---- Material for the task

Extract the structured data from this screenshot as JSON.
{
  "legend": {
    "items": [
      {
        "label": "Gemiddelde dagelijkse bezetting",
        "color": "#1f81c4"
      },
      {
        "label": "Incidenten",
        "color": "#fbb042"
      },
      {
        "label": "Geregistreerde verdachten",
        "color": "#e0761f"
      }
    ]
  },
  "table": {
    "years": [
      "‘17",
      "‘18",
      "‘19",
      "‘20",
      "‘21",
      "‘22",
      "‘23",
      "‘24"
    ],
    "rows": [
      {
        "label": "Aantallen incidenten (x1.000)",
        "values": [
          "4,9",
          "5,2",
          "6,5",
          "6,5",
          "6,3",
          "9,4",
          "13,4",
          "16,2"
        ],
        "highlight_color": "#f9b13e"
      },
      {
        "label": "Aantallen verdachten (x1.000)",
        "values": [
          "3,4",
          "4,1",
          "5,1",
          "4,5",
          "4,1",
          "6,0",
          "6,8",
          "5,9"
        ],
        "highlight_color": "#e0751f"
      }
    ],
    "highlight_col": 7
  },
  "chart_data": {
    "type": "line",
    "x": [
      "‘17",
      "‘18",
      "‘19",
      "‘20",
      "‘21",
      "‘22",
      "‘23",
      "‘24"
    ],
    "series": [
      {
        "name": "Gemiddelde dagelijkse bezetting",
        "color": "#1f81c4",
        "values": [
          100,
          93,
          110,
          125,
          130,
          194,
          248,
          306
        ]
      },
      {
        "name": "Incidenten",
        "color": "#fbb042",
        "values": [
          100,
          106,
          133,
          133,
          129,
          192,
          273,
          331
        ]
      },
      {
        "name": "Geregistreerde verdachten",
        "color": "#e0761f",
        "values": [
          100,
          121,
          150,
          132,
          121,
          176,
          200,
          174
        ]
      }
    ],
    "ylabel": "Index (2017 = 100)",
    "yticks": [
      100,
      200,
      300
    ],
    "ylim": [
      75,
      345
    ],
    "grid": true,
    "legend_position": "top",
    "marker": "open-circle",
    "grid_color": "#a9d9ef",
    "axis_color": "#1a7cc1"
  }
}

--------

== Exercise task ==
Count how many lines of the material hold the string "Geregistreerde". Give the number and nothing more.

== In response ==
2